Filter these entries so that only lines with the word "patterns" remain.

(Source records)
☆ ☆ ☆

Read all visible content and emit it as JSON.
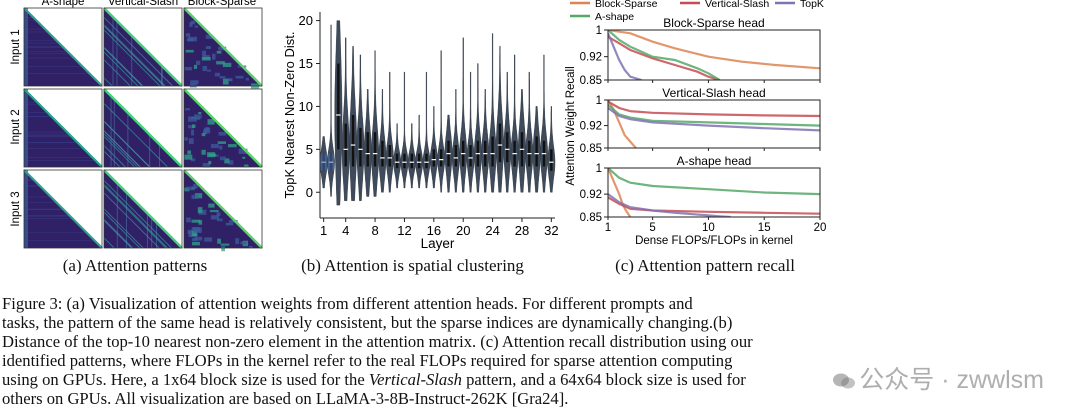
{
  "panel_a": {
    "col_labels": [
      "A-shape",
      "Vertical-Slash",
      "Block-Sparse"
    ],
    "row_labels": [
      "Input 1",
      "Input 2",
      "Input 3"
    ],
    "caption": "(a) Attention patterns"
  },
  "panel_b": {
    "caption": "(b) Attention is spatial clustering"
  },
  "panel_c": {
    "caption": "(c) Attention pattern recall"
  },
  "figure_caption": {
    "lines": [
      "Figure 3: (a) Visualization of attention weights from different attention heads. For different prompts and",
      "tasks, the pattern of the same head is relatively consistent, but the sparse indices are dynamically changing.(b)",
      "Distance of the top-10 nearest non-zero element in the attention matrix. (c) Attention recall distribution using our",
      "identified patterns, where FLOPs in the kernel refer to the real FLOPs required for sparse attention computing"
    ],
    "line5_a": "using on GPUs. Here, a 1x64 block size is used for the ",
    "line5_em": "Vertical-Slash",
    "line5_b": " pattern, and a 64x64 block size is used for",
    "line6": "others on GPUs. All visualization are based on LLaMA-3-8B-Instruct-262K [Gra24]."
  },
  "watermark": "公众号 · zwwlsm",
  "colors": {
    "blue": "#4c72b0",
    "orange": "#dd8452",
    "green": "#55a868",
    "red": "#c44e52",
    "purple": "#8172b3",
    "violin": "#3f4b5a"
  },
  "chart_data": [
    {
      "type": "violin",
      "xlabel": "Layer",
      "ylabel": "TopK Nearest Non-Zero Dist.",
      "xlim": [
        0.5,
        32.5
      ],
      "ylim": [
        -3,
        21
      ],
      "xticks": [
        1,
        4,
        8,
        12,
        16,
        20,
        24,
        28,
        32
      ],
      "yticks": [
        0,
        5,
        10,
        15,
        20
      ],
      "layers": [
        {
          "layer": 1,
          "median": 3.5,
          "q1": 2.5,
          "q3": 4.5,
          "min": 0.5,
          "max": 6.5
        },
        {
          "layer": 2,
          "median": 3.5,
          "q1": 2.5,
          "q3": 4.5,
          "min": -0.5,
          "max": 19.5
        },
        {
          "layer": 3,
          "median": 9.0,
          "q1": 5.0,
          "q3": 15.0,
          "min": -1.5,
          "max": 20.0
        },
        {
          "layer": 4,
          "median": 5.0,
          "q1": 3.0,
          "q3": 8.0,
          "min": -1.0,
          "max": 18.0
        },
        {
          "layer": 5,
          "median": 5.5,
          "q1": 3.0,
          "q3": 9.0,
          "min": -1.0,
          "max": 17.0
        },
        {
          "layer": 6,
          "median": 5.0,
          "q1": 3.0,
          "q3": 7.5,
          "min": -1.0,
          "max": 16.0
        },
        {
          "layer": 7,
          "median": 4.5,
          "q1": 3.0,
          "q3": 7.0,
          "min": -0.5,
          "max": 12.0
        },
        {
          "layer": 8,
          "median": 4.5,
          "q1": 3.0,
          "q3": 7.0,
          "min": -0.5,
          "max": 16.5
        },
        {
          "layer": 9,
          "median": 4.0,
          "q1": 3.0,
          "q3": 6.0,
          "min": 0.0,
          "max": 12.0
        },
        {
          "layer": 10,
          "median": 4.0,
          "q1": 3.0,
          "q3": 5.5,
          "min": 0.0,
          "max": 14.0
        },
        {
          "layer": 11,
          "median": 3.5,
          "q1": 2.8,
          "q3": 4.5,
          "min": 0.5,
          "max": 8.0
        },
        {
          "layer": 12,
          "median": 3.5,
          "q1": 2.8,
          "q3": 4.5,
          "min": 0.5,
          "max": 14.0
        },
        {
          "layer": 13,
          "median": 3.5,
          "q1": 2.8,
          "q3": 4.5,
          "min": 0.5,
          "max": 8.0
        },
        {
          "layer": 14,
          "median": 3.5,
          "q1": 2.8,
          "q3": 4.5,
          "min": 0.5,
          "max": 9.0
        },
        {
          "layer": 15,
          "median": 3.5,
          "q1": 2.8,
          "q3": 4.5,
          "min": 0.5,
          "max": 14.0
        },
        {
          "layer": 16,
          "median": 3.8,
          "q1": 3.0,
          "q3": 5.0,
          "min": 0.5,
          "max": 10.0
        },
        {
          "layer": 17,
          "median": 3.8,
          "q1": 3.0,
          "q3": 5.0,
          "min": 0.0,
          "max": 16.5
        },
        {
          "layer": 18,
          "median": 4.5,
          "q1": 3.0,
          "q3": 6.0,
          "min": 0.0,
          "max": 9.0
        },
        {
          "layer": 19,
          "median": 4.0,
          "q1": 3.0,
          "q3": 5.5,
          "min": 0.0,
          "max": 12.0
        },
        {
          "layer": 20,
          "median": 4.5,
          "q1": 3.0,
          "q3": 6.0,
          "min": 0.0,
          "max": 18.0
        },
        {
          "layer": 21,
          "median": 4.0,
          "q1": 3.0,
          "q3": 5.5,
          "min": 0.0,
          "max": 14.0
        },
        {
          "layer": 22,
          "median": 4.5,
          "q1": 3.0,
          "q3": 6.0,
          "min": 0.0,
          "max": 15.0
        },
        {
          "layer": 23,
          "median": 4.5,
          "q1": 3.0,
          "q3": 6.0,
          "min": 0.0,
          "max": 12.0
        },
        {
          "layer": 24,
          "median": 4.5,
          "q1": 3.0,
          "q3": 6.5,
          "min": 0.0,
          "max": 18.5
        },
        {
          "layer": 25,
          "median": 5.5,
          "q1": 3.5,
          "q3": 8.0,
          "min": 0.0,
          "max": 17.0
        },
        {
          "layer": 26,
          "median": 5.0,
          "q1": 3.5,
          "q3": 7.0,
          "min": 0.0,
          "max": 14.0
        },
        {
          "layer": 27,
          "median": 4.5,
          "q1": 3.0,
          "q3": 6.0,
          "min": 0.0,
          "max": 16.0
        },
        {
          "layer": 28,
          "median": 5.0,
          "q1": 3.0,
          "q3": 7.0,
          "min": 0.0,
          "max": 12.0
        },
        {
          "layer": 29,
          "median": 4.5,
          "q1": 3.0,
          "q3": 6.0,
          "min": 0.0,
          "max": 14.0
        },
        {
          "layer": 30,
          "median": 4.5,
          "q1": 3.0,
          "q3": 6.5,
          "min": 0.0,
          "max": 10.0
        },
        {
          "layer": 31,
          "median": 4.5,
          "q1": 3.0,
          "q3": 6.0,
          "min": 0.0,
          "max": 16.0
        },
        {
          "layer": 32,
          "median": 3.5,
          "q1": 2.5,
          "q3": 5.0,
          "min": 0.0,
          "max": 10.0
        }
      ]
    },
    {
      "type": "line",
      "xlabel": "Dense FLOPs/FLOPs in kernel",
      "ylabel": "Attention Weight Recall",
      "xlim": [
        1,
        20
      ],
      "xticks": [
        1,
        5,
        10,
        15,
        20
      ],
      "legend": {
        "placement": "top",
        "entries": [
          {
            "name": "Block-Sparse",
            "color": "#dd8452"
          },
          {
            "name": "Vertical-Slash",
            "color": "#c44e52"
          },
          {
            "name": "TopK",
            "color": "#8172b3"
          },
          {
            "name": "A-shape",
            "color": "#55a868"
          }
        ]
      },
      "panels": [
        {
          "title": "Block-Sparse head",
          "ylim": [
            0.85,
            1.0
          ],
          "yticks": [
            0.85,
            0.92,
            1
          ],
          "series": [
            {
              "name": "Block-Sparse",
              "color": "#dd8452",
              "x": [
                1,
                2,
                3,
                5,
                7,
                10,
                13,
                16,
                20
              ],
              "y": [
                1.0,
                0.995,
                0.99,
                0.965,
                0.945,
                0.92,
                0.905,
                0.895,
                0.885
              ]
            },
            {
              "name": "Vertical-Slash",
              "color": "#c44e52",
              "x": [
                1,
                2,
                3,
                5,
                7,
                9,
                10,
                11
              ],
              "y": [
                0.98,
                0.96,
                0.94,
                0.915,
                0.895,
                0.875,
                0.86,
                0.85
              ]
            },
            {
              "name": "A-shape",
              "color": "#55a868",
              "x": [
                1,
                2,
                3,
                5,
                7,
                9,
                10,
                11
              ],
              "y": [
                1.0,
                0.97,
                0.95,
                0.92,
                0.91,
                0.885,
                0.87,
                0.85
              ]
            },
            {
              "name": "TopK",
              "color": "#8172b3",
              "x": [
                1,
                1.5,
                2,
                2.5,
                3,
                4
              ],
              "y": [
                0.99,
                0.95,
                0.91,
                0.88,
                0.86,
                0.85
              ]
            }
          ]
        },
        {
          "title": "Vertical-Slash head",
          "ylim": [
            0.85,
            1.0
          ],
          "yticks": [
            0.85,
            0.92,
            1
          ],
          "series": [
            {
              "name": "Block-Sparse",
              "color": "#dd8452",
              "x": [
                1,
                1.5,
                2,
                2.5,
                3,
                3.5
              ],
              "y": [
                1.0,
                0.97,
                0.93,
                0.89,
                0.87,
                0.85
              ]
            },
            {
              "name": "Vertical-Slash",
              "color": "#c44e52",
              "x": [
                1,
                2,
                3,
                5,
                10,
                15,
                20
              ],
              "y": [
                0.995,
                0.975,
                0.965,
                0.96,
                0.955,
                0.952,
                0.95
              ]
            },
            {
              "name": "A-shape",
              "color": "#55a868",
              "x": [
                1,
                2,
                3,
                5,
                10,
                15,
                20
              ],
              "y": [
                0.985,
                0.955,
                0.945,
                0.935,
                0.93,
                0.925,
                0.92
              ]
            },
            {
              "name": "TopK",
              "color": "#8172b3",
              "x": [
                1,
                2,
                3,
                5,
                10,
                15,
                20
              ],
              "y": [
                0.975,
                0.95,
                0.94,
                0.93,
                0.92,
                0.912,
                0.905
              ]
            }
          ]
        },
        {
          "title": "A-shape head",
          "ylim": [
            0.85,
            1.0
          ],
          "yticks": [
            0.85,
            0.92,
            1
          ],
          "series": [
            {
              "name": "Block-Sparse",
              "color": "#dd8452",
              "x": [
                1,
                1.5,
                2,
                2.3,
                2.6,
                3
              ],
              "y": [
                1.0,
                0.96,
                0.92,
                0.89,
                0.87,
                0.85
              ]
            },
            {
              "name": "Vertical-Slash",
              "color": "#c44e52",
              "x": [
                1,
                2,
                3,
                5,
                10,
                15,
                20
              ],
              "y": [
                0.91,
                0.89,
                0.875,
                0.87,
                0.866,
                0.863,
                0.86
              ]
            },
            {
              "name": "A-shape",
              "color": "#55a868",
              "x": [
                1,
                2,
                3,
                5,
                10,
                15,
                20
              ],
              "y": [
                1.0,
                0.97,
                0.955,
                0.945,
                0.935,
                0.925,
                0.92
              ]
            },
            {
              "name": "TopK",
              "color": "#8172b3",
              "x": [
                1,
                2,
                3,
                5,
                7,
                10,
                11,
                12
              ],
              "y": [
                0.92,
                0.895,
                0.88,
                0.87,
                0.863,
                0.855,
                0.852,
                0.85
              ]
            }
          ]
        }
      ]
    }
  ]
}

☆ ☆ ☆

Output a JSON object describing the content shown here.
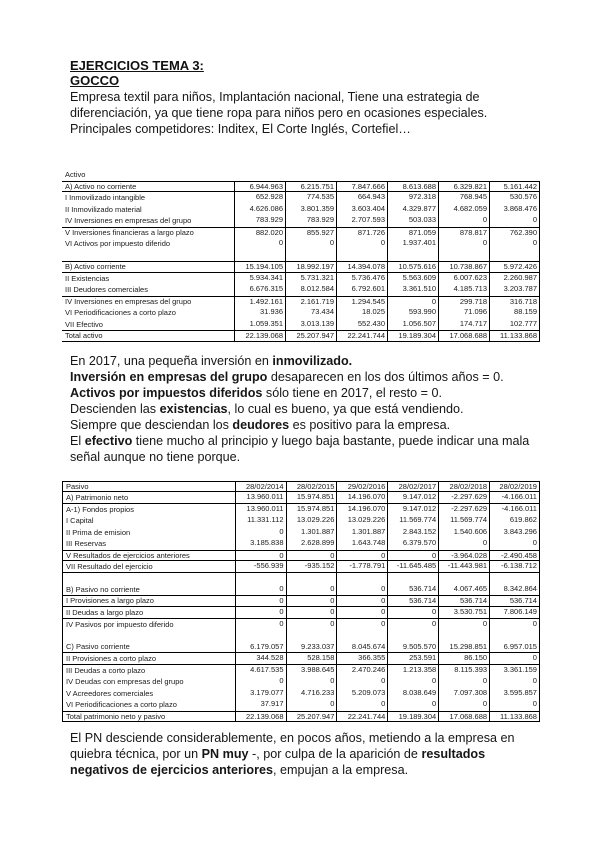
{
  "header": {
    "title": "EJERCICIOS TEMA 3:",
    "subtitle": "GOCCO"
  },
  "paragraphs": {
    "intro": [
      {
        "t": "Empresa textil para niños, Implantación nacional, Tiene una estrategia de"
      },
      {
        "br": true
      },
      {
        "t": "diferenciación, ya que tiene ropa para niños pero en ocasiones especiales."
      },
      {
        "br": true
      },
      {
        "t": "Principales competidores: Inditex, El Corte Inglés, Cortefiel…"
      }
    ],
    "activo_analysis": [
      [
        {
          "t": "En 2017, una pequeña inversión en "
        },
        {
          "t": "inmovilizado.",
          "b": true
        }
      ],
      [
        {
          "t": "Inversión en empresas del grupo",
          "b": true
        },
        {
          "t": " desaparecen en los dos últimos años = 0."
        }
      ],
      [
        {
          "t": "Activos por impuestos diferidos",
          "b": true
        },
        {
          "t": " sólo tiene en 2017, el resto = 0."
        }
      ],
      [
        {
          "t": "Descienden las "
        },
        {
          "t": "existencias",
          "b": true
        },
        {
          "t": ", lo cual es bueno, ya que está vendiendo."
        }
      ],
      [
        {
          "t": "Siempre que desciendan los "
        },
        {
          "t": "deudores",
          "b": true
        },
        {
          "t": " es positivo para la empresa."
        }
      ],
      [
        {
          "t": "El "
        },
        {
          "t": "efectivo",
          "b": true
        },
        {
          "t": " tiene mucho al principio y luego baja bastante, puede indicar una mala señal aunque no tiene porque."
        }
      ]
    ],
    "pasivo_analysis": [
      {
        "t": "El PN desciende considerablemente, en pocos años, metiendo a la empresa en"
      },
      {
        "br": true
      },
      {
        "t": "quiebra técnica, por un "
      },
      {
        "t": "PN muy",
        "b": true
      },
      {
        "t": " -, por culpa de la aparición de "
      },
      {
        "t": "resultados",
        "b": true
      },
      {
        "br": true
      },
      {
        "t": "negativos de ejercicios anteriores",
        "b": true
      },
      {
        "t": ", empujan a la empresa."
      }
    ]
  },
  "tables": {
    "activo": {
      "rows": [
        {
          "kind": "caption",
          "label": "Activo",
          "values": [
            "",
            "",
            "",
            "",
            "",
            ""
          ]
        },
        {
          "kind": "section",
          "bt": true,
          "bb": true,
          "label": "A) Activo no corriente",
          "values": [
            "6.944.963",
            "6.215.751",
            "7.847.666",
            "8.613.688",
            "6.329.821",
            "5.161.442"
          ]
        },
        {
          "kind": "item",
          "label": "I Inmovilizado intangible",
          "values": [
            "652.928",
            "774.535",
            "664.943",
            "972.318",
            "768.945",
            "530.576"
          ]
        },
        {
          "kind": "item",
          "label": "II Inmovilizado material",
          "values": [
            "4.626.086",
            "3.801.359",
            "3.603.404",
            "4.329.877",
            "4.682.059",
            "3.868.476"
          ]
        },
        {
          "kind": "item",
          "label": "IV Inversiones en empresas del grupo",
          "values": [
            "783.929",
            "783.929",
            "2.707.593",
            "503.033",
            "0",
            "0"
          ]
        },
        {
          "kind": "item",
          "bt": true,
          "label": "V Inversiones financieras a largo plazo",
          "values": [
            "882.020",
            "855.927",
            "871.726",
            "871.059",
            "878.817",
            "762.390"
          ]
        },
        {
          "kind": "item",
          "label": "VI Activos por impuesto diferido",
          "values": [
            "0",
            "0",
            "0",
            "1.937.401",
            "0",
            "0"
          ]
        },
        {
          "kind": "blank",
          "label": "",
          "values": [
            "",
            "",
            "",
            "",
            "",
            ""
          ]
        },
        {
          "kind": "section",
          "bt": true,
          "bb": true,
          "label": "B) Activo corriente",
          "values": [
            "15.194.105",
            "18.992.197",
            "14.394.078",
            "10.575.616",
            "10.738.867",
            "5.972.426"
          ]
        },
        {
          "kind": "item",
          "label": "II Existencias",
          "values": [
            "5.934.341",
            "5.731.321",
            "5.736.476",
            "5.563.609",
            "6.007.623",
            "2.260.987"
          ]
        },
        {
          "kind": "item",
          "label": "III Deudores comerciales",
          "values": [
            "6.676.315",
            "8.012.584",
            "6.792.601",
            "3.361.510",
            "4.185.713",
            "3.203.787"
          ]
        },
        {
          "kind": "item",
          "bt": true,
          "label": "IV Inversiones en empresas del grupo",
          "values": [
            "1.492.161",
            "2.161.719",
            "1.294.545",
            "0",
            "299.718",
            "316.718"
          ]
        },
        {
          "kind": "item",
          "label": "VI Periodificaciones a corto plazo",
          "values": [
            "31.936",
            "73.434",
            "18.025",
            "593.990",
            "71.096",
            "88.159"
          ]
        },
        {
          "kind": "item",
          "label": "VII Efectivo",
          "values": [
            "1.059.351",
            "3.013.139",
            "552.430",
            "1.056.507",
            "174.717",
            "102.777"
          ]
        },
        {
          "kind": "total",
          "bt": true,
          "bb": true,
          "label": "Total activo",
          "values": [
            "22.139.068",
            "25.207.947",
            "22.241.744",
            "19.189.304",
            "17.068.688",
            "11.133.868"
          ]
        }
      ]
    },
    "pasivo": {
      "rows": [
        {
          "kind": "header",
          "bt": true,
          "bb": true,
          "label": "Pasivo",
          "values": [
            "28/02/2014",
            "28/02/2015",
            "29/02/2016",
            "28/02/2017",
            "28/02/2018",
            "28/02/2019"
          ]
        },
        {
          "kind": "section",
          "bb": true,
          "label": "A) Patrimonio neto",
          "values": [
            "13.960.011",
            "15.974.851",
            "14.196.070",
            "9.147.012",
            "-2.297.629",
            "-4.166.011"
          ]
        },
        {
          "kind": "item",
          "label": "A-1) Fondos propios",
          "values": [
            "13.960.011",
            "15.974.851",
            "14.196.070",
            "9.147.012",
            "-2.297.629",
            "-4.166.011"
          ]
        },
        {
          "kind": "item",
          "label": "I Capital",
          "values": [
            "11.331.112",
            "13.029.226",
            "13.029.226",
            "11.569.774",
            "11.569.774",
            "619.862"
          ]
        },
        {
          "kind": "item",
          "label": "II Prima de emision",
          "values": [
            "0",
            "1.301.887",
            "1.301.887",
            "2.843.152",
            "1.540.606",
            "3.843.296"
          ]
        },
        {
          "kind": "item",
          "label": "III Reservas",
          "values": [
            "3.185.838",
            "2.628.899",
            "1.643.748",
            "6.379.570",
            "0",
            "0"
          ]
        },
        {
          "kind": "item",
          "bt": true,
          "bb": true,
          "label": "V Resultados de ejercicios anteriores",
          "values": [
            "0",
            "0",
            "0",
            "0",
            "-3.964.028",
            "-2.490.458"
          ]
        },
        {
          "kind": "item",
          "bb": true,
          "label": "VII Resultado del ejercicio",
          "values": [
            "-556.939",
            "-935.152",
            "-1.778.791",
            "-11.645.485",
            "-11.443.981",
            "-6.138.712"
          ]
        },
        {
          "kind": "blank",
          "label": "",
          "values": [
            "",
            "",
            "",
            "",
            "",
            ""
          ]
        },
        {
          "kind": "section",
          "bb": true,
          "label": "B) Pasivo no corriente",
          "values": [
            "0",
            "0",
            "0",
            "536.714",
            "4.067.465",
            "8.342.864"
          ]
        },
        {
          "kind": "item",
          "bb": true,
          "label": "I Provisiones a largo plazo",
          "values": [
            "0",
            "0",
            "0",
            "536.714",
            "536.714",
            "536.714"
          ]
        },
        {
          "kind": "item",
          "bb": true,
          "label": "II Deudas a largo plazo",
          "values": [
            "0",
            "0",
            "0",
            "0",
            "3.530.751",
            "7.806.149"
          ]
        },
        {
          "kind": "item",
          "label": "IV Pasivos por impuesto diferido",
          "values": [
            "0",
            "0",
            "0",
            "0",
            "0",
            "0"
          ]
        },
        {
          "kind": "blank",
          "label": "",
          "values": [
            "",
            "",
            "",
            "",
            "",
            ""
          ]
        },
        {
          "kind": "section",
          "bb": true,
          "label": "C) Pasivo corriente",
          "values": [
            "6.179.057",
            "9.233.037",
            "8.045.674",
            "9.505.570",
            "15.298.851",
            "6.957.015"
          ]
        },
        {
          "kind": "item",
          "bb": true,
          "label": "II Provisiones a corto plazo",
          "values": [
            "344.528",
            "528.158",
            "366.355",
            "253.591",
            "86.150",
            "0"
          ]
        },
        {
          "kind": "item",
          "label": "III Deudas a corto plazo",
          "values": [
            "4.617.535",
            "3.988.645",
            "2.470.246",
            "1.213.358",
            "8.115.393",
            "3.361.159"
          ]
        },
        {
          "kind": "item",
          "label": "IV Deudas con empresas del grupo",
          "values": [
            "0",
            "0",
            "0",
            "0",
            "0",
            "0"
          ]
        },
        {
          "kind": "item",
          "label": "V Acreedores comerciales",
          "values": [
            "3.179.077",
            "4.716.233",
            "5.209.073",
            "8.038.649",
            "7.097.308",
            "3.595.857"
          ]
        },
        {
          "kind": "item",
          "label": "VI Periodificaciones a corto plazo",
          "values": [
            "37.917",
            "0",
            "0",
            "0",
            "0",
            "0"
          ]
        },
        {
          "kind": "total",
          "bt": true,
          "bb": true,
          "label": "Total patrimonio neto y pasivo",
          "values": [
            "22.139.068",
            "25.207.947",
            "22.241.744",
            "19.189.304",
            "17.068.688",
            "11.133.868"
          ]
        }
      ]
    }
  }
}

☆ ☆ ☆

▸ **WRITTEN ANSWER**:
    "caption": "(a) Attention patterns"
      "identified patterns, where FLOPs in the kernel refer to the real FLOPs required for sparse attention computing"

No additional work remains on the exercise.